→ **Instructions for the task**: Please report every line from the material that contains the word "phương".

→ **Input rows**:
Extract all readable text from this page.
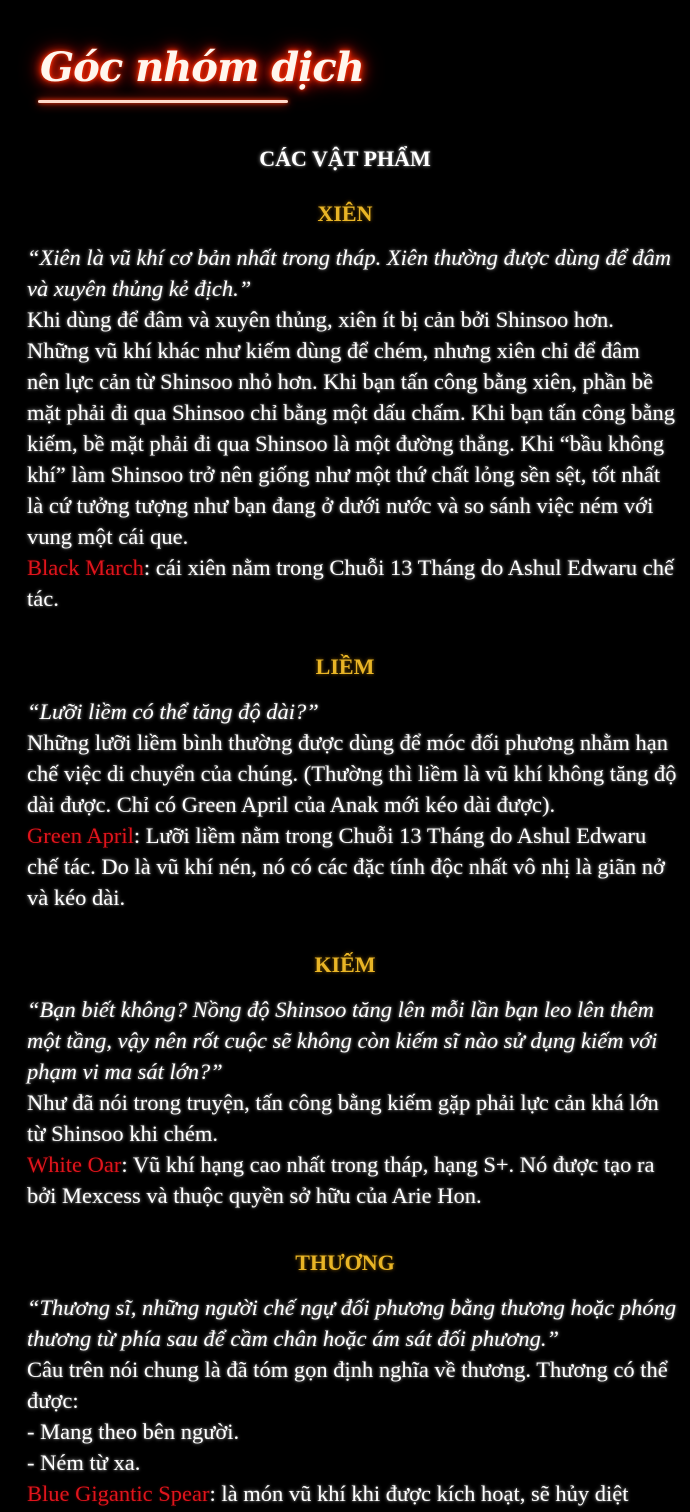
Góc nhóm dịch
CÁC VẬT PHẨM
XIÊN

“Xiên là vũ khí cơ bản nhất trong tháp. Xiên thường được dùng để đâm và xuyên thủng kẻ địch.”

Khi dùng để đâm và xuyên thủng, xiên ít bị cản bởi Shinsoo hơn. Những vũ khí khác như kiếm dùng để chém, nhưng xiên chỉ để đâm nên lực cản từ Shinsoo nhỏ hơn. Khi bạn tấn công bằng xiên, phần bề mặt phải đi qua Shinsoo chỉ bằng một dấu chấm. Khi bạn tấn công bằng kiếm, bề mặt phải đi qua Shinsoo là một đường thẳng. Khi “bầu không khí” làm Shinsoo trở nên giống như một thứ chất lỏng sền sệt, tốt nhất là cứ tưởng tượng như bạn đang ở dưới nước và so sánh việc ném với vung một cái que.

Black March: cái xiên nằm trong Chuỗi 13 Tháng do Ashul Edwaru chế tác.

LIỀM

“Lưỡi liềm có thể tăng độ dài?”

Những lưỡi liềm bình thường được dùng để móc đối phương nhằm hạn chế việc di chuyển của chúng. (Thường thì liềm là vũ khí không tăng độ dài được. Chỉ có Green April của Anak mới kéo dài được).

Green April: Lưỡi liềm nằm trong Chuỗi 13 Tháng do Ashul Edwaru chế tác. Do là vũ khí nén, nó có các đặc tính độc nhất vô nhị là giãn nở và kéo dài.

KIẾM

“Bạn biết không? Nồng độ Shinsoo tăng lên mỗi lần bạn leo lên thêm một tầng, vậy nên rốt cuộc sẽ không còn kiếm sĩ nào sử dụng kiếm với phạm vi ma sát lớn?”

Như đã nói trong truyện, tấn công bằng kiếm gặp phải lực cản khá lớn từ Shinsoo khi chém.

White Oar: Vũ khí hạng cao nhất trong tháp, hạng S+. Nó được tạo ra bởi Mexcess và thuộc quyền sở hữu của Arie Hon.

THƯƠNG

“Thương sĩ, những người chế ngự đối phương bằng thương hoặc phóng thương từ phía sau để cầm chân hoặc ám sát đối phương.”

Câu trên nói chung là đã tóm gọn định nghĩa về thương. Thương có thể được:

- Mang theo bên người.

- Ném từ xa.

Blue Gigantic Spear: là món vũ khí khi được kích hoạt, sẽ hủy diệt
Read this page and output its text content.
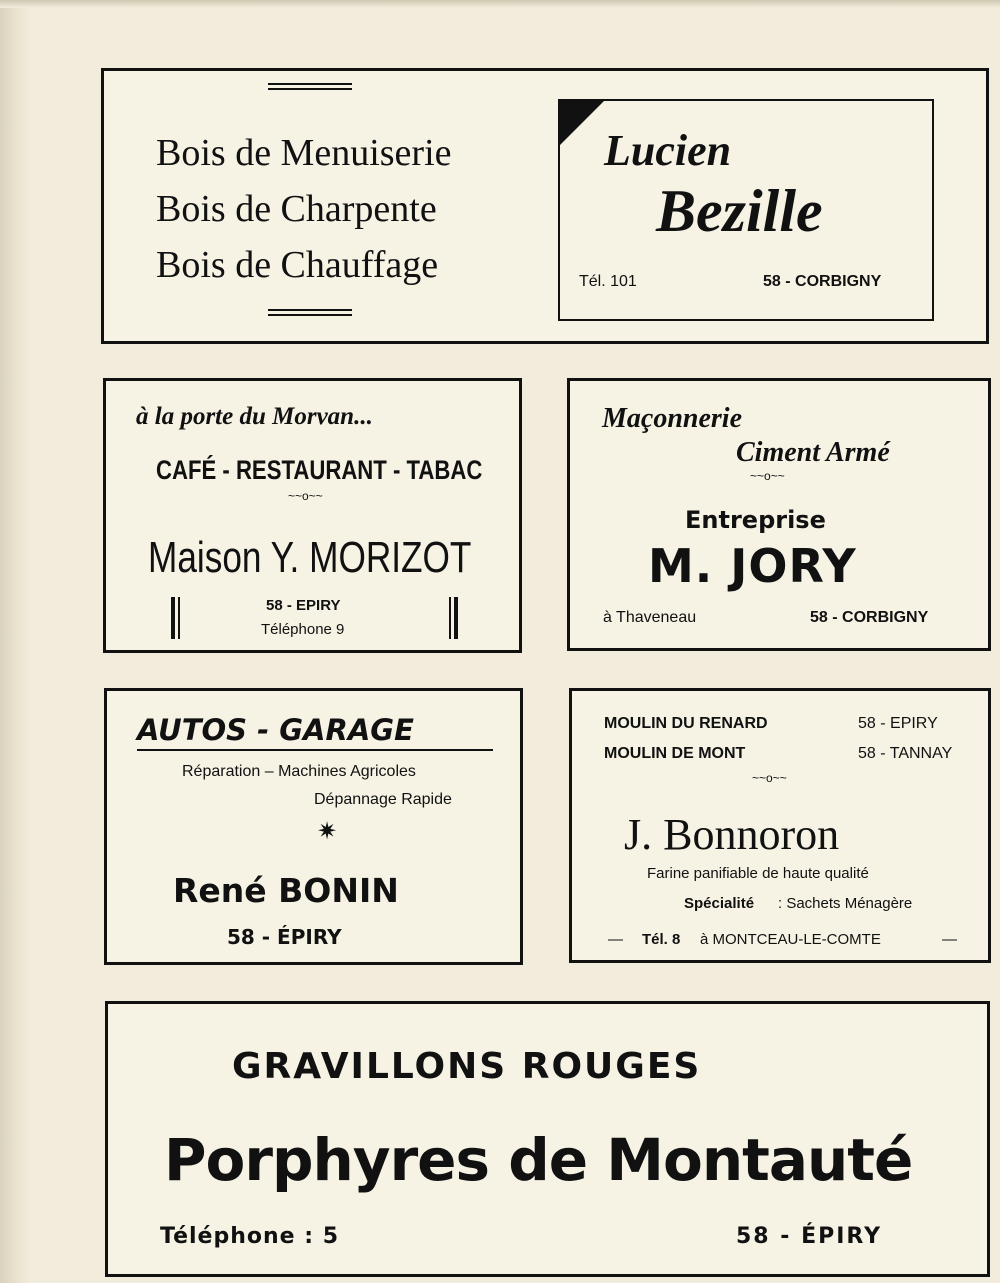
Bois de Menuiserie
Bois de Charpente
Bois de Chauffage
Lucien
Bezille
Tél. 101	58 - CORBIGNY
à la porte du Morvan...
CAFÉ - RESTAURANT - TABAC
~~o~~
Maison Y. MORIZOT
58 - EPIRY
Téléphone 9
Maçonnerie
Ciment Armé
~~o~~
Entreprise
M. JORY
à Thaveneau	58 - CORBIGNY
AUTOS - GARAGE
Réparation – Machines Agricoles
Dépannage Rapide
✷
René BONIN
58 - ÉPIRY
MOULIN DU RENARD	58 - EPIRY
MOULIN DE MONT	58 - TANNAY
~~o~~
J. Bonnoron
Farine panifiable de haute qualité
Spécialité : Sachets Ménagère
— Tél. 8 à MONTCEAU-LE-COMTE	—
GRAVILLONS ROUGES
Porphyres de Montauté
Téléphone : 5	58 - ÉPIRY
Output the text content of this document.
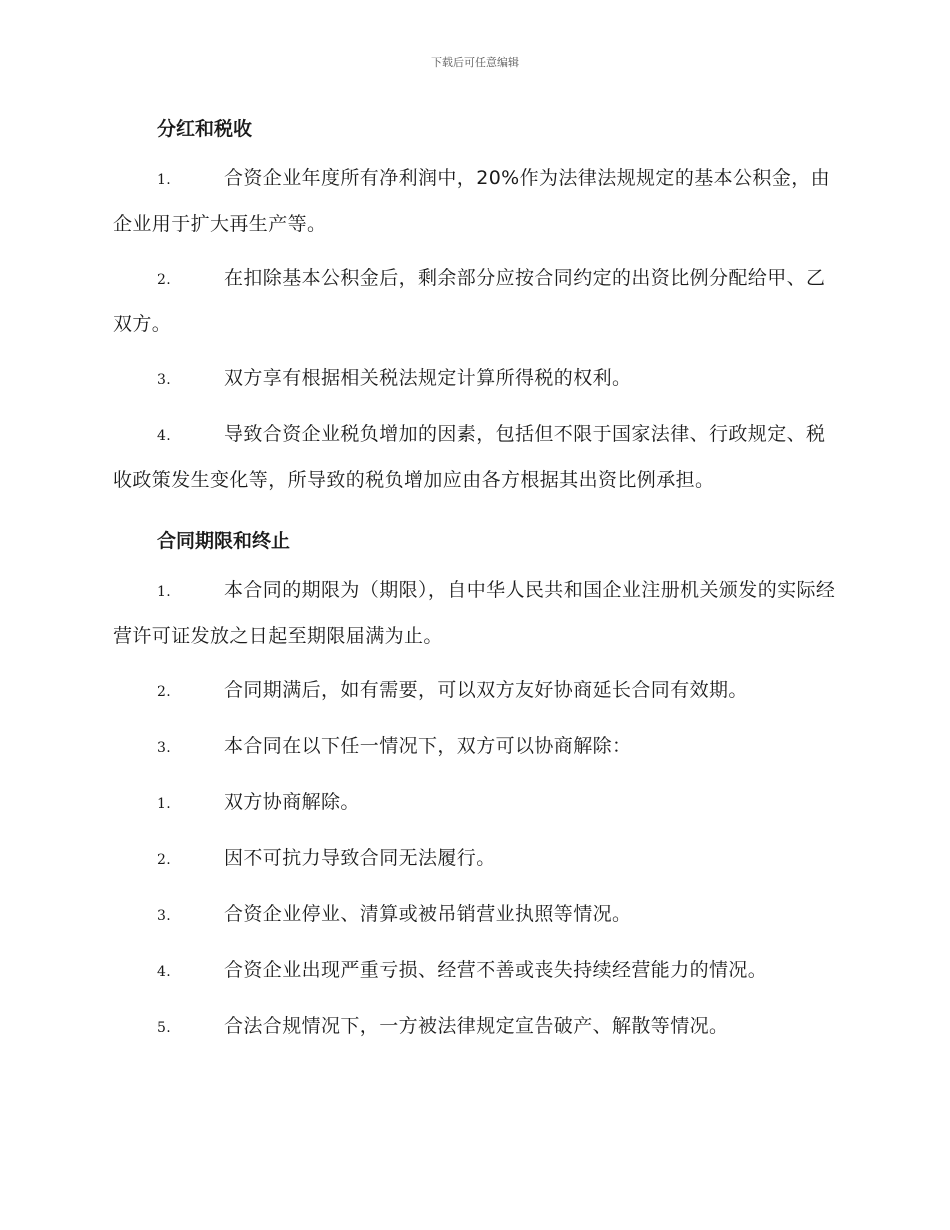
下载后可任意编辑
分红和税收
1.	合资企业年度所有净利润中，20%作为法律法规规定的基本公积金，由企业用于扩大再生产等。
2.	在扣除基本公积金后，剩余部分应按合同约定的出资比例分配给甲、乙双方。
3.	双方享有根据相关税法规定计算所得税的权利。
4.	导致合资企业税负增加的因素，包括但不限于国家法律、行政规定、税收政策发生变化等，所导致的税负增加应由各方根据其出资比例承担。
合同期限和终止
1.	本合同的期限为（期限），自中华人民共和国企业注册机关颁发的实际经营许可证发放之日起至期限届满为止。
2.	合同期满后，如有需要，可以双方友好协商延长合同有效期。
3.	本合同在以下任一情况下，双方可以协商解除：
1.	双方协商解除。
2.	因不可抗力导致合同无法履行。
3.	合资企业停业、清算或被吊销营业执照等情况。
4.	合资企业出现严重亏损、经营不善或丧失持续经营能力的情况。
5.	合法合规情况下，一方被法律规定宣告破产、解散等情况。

→ **Task solution**:
Những lưỡi liềm bình thường được dùng để móc đối phương nhằm hạn chế việc di chuyển của chúng. (Thường thì liềm là vũ khí không tăng độ dài được. Chỉ có Green April của Anak mới kéo dài được).
“Thương sĩ, những người chế ngự đối phương bằng thương hoặc phóng thương từ phía sau để cầm chân hoặc ám sát đối phương.”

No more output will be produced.